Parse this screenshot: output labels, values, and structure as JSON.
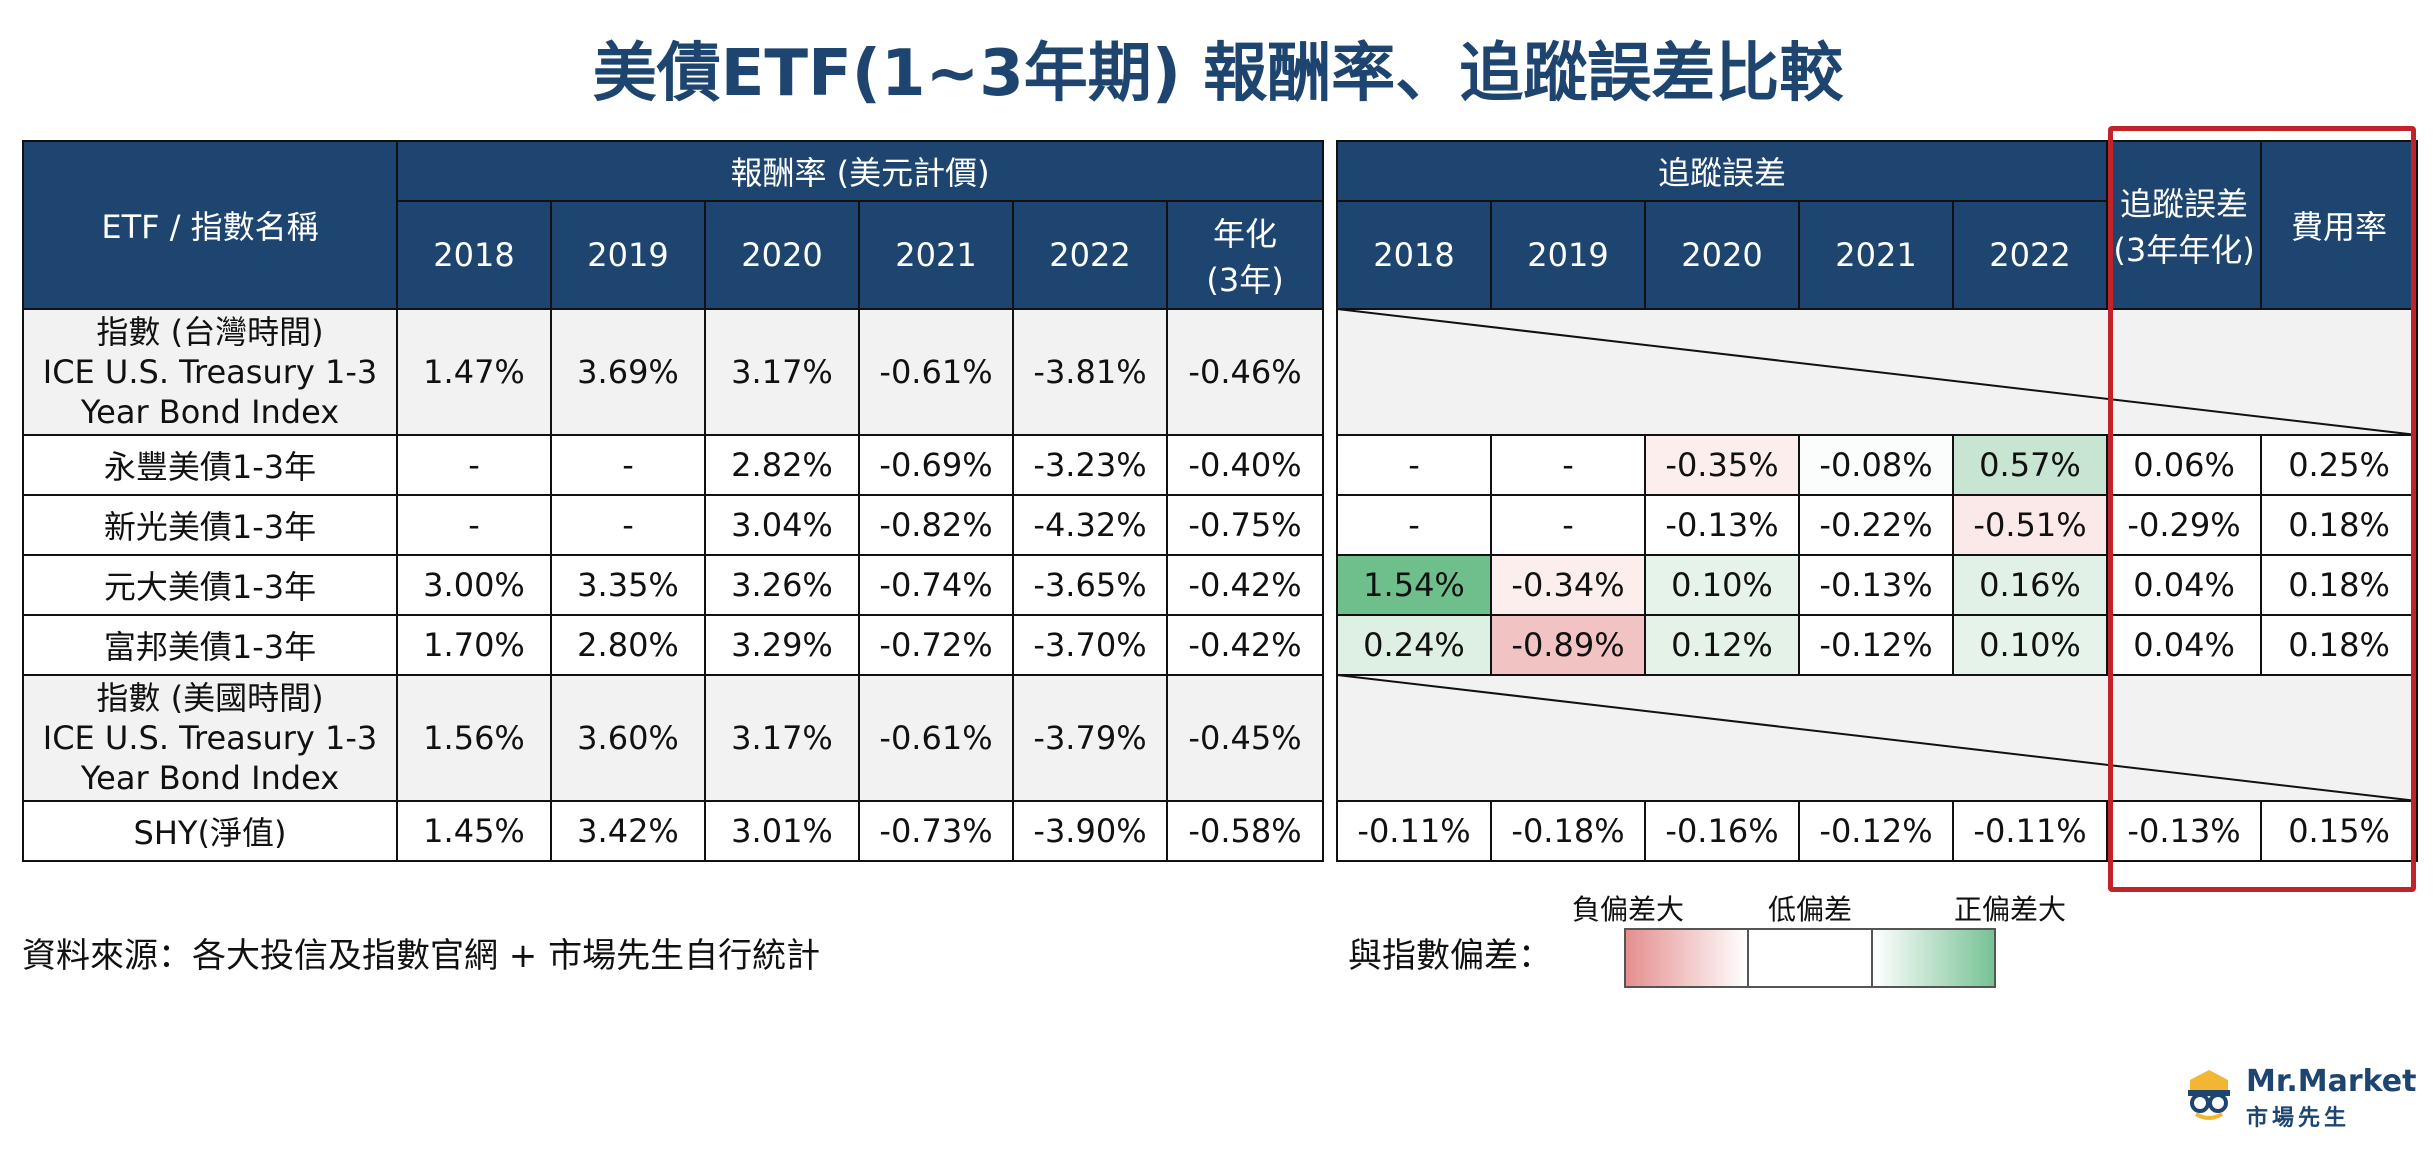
{
  "title": "美債ETF(1~3年期) 報酬率、追蹤誤差比較",
  "table": {
    "name_header": "ETF / 指數名稱",
    "return_group_header": "報酬率 (美元計價)",
    "te_group_header": "追蹤誤差",
    "years": [
      "2018",
      "2019",
      "2020",
      "2021",
      "2022"
    ],
    "annualized_header": "年化\n(3年)",
    "te_annualized_header": "追蹤誤差\n(3年年化)",
    "expense_header": "費用率",
    "rows": [
      {
        "name": "指數 (台灣時間)\nICE U.S. Treasury 1-3\nYear Bond Index",
        "returns": [
          "1.47%",
          "3.69%",
          "3.17%",
          "-0.61%",
          "-3.81%"
        ],
        "annualized": "-0.46%",
        "is_index": true
      },
      {
        "name": "永豐美債1-3年",
        "returns": [
          "-",
          "-",
          "2.82%",
          "-0.69%",
          "-3.23%"
        ],
        "annualized": "-0.40%",
        "te": [
          "-",
          "-",
          "-0.35%",
          "-0.08%",
          "0.57%"
        ],
        "te_colors": [
          "#ffffff",
          "#ffffff",
          "#fdeeee",
          "#fbfcfc",
          "#c7e5d0"
        ],
        "te_annualized": "0.06%",
        "expense": "0.25%"
      },
      {
        "name": "新光美債1-3年",
        "returns": [
          "-",
          "-",
          "3.04%",
          "-0.82%",
          "-4.32%"
        ],
        "annualized": "-0.75%",
        "te": [
          "-",
          "-",
          "-0.13%",
          "-0.22%",
          "-0.51%"
        ],
        "te_colors": [
          "#ffffff",
          "#ffffff",
          "#ffffff",
          "#ffffff",
          "#fbe8e8"
        ],
        "te_annualized": "-0.29%",
        "expense": "0.18%"
      },
      {
        "name": "元大美債1-3年",
        "returns": [
          "3.00%",
          "3.35%",
          "3.26%",
          "-0.74%",
          "-3.65%"
        ],
        "annualized": "-0.42%",
        "te": [
          "1.54%",
          "-0.34%",
          "0.10%",
          "-0.13%",
          "0.16%"
        ],
        "te_colors": [
          "#6fbf8d",
          "#fdeeee",
          "#e6f3ea",
          "#ffffff",
          "#e2f1e7"
        ],
        "te_annualized": "0.04%",
        "expense": "0.18%"
      },
      {
        "name": "富邦美債1-3年",
        "returns": [
          "1.70%",
          "2.80%",
          "3.29%",
          "-0.72%",
          "-3.70%"
        ],
        "annualized": "-0.42%",
        "te": [
          "0.24%",
          "-0.89%",
          "0.12%",
          "-0.12%",
          "0.10%"
        ],
        "te_colors": [
          "#deefe3",
          "#f2c3c3",
          "#e4f2e8",
          "#ffffff",
          "#e6f3ea"
        ],
        "te_annualized": "0.04%",
        "expense": "0.18%"
      },
      {
        "name": "指數 (美國時間)\nICE U.S. Treasury 1-3\nYear Bond Index",
        "returns": [
          "1.56%",
          "3.60%",
          "3.17%",
          "-0.61%",
          "-3.79%"
        ],
        "annualized": "-0.45%",
        "is_index": true
      },
      {
        "name": "SHY(淨值)",
        "returns": [
          "1.45%",
          "3.42%",
          "3.01%",
          "-0.73%",
          "-3.90%"
        ],
        "annualized": "-0.58%",
        "te": [
          "-0.11%",
          "-0.18%",
          "-0.16%",
          "-0.12%",
          "-0.11%"
        ],
        "te_colors": [
          "#ffffff",
          "#ffffff",
          "#ffffff",
          "#ffffff",
          "#ffffff"
        ],
        "te_annualized": "-0.13%",
        "expense": "0.15%"
      }
    ]
  },
  "source": "資料來源：各大投信及指數官網 + 市場先生自行統計",
  "legend": {
    "label": "與指數偏差：",
    "negative": "負偏差大",
    "low": "低偏差",
    "positive": "正偏差大"
  },
  "logo": {
    "en": "Mr.Market",
    "zh": "市場先生"
  },
  "colors": {
    "header_bg": "#1d4570",
    "highlight_border": "#c0232a",
    "index_row_bg": "#f2f2f2"
  }
}
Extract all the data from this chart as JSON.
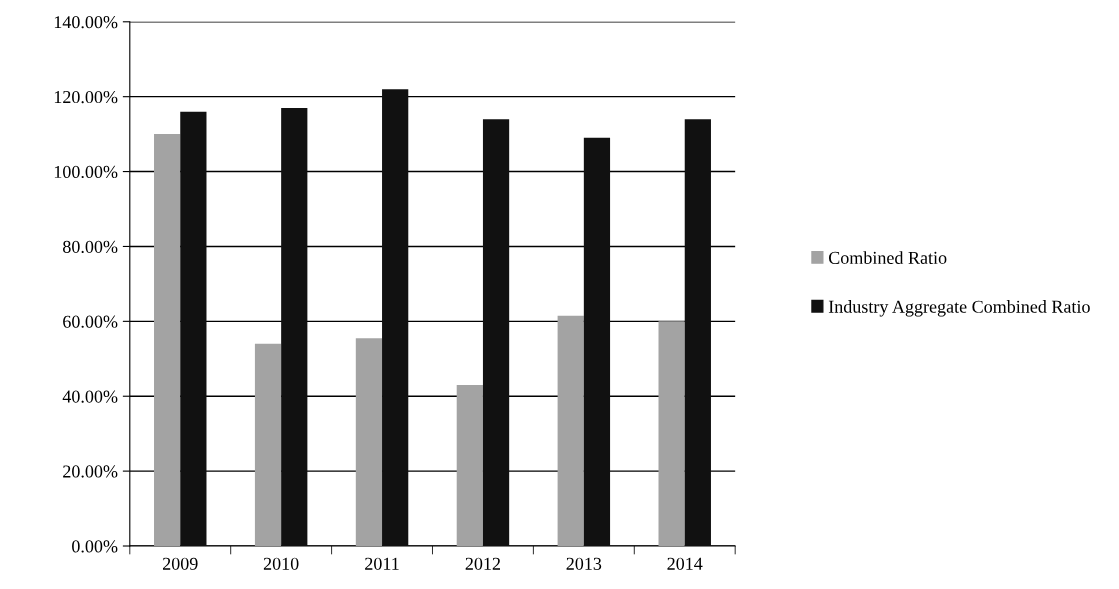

* * *

What to do: Repeat the records above exactly, leaving out any pictures they contain.

Output of the exercise:
Parse this screenshot: output labels, values, and structure as JSON.
{
  "title": "美債ETF(1~3年期) 報酬率、追蹤誤差比較",
  "table": {
    "name_header": "ETF / 指數名稱",
    "return_group_header": "報酬率 (美元計價)",
    "te_group_header": "追蹤誤差",
    "years": [
      "2018",
      "2019",
      "2020",
      "2021",
      "2022"
    ],
    "annualized_header": "年化\n(3年)",
    "te_annualized_header": "追蹤誤差\n(3年年化)",
    "expense_header": "費用率",
    "rows": [
      {
        "name": "指數 (台灣時間)\nICE U.S. Treasury 1-3\nYear Bond Index",
        "returns": [
          "1.47%",
          "3.69%",
          "3.17%",
          "-0.61%",
          "-3.81%"
        ],
        "annualized": "-0.46%",
        "is_index": true
      },
      {
        "name": "永豐美債1-3年",
        "returns": [
          "-",
          "-",
          "2.82%",
          "-0.69%",
          "-3.23%"
        ],
        "annualized": "-0.40%",
        "te": [
          "-",
          "-",
          "-0.35%",
          "-0.08%",
          "0.57%"
        ],
        "te_colors": [
          "#ffffff",
          "#ffffff",
          "#fdeeee",
          "#fbfcfc",
          "#c7e5d0"
        ],
        "te_annualized": "0.06%",
        "expense": "0.25%"
      },
      {
        "name": "新光美債1-3年",
        "returns": [
          "-",
          "-",
          "3.04%",
          "-0.82%",
          "-4.32%"
        ],
        "annualized": "-0.75%",
        "te": [
          "-",
          "-",
          "-0.13%",
          "-0.22%",
          "-0.51%"
        ],
        "te_colors": [
          "#ffffff",
          "#ffffff",
          "#ffffff",
          "#ffffff",
          "#fbe8e8"
        ],
        "te_annualized": "-0.29%",
        "expense": "0.18%"
      },
      {
        "name": "元大美債1-3年",
        "returns": [
          "3.00%",
          "3.35%",
          "3.26%",
          "-0.74%",
          "-3.65%"
        ],
        "annualized": "-0.42%",
        "te": [
          "1.54%",
          "-0.34%",
          "0.10%",
          "-0.13%",
          "0.16%"
        ],
        "te_colors": [
          "#6fbf8d",
          "#fdeeee",
          "#e6f3ea",
          "#ffffff",
          "#e2f1e7"
        ],
        "te_annualized": "0.04%",
        "expense": "0.18%"
      },
      {
        "name": "富邦美債1-3年",
        "returns": [
          "1.70%",
          "2.80%",
          "3.29%",
          "-0.72%",
          "-3.70%"
        ],
        "annualized": "-0.42%",
        "te": [
          "0.24%",
          "-0.89%",
          "0.12%",
          "-0.12%",
          "0.10%"
        ],
        "te_colors": [
          "#deefe3",
          "#f2c3c3",
          "#e4f2e8",
          "#ffffff",
          "#e6f3ea"
        ],
        "te_annualized": "0.04%",
        "expense": "0.18%"
      },
      {
        "name": "指數 (美國時間)\nICE U.S. Treasury 1-3\nYear Bond Index",
        "returns": [
          "1.56%",
          "3.60%",
          "3.17%",
          "-0.61%",
          "-3.79%"
        ],
        "annualized": "-0.45%",
        "is_index": true
      },
      {
        "name": "SHY(淨值)",
        "returns": [
          "1.45%",
          "3.42%",
          "3.01%",
          "-0.73%",
          "-3.90%"
        ],
        "annualized": "-0.58%",
        "te": [
          "-0.11%",
          "-0.18%",
          "-0.16%",
          "-0.12%",
          "-0.11%"
        ],
        "te_colors": [
          "#ffffff",
          "#ffffff",
          "#ffffff",
          "#ffffff",
          "#ffffff"
        ],
        "te_annualized": "-0.13%",
        "expense": "0.15%"
      }
    ]
  },
  "source": "資料來源：各大投信及指數官網 + 市場先生自行統計",
  "legend": {
    "label": "與指數偏差：",
    "negative": "負偏差大",
    "low": "低偏差",
    "positive": "正偏差大"
  },
  "logo": {
    "en": "Mr.Market",
    "zh": "市場先生"
  },
  "colors": {
    "header_bg": "#1d4570",
    "highlight_border": "#c0232a",
    "index_row_bg": "#f2f2f2"
  }
}
Extract all the data from this chart as JSON.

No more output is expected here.